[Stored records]

++++++++++

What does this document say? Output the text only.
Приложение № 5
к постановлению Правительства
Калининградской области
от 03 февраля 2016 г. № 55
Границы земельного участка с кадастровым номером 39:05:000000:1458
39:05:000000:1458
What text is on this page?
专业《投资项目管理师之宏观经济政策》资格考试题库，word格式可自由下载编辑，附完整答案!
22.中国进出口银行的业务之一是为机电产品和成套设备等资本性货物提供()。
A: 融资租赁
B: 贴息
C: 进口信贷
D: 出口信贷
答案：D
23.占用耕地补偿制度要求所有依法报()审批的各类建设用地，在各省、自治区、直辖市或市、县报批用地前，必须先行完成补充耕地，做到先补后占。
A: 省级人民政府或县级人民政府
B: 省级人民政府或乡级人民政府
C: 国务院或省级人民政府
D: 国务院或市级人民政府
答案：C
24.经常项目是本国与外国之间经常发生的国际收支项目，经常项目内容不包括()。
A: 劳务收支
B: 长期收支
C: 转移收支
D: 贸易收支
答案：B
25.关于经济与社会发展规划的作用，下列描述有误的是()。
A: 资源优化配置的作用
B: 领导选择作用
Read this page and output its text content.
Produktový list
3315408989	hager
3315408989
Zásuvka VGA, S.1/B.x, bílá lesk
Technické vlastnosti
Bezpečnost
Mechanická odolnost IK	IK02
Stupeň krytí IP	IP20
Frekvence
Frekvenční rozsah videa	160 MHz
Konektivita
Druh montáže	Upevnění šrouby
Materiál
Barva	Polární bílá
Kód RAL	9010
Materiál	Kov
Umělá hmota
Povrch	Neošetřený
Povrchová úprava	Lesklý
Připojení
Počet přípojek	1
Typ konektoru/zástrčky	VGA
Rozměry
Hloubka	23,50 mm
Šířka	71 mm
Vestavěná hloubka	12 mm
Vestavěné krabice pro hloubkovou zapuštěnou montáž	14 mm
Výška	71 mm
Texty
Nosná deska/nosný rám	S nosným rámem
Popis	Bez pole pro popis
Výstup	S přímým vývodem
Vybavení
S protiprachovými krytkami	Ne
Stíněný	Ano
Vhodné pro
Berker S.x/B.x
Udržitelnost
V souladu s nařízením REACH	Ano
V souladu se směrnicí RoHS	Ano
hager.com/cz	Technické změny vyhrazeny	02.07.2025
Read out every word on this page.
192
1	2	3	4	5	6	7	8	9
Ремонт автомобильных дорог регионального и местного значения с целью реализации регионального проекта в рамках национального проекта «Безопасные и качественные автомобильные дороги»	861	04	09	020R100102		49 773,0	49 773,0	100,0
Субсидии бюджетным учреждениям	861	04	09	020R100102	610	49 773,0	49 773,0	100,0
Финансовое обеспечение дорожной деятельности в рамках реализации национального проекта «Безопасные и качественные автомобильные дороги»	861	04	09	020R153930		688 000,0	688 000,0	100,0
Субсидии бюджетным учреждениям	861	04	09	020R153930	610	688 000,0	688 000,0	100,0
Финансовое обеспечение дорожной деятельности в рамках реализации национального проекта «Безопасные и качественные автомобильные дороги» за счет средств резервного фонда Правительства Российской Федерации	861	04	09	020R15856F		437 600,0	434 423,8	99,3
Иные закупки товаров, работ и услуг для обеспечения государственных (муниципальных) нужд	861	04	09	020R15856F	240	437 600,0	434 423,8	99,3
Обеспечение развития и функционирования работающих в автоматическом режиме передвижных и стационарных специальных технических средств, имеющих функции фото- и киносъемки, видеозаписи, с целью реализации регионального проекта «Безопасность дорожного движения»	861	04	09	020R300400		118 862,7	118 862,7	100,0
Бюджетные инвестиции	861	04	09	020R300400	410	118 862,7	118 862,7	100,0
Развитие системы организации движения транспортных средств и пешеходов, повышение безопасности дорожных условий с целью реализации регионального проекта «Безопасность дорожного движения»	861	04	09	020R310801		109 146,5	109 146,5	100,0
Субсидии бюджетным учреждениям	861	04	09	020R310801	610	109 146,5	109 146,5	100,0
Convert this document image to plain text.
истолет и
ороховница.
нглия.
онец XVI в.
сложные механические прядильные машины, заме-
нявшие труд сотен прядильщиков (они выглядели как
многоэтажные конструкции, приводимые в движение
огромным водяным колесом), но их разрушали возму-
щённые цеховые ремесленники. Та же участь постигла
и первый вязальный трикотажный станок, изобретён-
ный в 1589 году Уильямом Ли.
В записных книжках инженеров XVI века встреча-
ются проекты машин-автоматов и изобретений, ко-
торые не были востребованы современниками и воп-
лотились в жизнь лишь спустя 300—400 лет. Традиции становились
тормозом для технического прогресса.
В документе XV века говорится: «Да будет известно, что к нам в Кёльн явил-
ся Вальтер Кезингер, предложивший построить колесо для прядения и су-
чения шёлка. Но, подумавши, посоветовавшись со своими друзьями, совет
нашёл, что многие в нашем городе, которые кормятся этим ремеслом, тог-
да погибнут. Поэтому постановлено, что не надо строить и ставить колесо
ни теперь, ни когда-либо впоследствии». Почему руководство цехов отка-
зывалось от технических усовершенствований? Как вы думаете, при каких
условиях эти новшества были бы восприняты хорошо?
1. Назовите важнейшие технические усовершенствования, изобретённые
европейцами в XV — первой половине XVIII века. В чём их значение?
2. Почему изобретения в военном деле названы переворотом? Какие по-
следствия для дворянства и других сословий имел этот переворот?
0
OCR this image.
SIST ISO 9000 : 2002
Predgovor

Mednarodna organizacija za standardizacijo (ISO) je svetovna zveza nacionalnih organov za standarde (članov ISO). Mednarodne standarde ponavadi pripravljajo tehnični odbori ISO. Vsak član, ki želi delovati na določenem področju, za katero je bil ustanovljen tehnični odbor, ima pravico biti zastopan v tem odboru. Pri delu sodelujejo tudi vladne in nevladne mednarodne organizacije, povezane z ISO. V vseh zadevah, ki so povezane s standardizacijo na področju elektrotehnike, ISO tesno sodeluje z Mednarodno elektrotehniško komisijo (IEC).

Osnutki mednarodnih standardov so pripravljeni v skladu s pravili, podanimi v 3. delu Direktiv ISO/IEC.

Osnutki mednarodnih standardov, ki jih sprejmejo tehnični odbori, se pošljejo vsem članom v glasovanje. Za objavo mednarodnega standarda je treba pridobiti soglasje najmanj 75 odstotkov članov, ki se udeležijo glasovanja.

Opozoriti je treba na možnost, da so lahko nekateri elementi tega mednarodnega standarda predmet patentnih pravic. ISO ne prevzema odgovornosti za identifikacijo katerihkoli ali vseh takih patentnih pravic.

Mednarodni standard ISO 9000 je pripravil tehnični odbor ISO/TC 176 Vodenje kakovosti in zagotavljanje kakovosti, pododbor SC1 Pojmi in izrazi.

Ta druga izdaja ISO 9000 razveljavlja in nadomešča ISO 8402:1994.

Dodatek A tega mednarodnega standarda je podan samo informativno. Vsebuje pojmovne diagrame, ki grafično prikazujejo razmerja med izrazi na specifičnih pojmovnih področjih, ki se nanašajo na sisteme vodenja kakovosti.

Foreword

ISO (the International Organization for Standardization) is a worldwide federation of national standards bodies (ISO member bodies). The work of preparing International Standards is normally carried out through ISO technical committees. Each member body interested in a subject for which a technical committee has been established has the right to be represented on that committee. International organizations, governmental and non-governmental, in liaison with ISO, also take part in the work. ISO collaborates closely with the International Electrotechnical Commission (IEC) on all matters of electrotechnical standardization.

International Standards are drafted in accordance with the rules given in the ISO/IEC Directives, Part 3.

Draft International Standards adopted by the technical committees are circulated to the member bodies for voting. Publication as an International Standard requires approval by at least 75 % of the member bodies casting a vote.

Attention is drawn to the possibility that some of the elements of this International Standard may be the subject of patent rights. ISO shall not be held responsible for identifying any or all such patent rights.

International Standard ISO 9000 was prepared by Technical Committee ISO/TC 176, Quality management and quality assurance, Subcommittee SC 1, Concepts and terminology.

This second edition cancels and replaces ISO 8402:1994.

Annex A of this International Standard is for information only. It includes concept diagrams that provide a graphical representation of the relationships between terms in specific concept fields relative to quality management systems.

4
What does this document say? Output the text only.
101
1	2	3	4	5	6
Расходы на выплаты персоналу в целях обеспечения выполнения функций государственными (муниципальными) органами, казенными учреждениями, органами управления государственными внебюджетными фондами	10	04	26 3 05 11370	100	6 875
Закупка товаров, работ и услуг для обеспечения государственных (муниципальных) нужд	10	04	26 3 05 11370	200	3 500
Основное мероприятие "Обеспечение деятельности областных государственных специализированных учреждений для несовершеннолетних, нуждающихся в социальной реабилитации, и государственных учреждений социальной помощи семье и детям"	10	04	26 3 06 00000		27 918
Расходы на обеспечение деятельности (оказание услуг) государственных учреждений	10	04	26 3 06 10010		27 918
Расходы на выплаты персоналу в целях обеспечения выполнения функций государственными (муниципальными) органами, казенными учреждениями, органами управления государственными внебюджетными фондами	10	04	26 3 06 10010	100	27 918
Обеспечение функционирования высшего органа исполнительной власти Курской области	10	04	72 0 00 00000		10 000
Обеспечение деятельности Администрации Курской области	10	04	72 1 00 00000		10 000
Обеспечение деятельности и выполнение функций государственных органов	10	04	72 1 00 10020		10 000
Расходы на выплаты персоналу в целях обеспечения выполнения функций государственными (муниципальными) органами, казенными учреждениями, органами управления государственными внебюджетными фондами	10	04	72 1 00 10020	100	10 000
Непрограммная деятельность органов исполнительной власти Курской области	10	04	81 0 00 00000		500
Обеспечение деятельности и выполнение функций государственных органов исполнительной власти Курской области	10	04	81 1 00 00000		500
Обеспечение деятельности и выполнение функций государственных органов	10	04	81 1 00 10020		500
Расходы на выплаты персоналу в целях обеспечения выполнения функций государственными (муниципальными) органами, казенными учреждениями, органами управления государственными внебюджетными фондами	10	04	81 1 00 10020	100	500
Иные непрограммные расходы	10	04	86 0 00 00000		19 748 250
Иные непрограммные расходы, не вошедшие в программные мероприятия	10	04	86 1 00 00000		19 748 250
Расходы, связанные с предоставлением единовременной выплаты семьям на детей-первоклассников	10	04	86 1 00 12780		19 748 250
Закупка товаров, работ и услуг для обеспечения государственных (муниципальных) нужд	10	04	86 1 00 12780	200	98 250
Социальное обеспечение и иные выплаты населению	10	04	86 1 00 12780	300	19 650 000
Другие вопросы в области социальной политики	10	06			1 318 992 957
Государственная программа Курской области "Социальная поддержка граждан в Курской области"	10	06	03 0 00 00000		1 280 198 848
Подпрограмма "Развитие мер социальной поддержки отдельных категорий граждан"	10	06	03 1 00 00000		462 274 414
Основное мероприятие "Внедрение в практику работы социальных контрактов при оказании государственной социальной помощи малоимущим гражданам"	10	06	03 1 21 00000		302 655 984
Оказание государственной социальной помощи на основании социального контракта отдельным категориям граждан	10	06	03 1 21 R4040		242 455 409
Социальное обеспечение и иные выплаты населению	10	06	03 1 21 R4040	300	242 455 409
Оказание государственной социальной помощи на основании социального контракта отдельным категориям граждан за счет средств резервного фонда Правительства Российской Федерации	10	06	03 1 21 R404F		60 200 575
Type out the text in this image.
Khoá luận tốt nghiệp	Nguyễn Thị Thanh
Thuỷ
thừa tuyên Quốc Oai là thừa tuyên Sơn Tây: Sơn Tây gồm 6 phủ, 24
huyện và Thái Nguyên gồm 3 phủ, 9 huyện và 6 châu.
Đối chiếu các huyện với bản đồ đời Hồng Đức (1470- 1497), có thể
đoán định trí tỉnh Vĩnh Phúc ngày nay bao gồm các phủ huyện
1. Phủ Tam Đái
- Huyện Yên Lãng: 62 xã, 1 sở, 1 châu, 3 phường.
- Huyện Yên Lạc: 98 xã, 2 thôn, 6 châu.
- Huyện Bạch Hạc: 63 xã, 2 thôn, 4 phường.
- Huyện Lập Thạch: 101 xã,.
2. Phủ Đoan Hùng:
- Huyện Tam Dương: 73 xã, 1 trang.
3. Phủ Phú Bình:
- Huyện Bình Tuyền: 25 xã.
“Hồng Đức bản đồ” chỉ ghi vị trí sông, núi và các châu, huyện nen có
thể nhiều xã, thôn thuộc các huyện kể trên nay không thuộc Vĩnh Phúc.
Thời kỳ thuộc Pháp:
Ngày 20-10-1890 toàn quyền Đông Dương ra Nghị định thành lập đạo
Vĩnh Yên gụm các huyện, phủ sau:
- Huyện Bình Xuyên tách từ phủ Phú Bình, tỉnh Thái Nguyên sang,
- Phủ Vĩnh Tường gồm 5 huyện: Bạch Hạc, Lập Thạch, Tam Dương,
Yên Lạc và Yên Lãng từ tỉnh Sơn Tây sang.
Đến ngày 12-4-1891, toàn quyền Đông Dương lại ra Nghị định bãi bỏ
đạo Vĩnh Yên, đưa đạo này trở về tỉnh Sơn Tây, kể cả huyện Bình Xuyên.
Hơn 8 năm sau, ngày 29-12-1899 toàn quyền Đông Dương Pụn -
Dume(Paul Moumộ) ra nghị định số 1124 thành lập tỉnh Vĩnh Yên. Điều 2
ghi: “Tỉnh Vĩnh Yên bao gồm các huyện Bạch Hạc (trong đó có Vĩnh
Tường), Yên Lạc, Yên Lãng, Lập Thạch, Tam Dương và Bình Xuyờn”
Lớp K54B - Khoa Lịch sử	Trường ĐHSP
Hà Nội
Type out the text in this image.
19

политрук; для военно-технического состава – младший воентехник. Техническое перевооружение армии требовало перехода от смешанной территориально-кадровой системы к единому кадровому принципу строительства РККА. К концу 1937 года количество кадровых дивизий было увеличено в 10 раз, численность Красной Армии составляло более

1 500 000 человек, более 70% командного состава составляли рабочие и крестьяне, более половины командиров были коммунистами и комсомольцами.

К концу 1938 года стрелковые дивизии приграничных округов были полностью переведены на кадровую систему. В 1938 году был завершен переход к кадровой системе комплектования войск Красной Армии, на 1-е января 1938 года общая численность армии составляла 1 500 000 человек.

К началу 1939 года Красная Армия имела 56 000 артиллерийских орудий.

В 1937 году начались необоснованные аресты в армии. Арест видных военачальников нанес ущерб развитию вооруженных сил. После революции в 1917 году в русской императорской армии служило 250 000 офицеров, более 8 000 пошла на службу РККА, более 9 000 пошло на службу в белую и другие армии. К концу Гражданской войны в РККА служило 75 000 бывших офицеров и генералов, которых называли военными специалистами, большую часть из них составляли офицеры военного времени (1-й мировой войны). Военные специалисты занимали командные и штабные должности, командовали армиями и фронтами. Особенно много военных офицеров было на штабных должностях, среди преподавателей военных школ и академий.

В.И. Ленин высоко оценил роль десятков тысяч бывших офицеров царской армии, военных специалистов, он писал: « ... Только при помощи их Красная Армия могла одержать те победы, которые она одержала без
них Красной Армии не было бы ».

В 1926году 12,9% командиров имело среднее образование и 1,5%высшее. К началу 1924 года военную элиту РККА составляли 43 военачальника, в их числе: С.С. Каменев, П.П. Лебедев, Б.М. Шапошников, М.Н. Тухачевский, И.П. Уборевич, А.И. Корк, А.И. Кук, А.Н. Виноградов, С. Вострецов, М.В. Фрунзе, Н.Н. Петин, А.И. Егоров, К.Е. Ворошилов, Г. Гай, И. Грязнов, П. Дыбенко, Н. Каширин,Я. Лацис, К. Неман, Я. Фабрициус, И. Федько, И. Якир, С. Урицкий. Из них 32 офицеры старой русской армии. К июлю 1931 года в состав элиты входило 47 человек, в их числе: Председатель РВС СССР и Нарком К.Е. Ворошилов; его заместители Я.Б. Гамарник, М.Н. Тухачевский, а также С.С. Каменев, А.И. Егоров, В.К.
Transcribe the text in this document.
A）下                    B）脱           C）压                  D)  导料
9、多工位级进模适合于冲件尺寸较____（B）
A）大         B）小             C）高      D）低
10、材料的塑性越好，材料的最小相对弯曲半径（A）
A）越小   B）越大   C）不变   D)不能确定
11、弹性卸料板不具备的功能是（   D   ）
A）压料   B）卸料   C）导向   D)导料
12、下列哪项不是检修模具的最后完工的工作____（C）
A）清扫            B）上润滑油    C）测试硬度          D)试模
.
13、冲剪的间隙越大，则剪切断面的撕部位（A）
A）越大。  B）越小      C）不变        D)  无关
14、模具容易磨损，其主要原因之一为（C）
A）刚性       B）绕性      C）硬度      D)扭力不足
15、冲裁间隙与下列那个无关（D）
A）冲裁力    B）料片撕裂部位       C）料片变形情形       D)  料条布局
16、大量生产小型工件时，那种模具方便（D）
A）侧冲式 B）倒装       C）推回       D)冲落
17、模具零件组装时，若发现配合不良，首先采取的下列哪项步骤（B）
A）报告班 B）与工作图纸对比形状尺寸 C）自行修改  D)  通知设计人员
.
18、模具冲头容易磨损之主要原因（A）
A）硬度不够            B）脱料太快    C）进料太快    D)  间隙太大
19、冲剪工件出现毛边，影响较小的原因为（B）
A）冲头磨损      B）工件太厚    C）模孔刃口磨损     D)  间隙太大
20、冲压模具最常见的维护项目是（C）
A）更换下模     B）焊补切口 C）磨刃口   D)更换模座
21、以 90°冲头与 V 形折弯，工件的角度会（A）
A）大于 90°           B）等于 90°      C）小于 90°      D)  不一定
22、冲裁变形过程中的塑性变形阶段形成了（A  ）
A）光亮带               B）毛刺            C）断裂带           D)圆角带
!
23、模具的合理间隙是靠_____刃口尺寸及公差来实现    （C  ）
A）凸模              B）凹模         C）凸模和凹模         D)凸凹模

++++++++++

### [Work to complete]
For the entries above, state how many lines contain the word "бывших". Provide the number by itself.

### [Task response]
2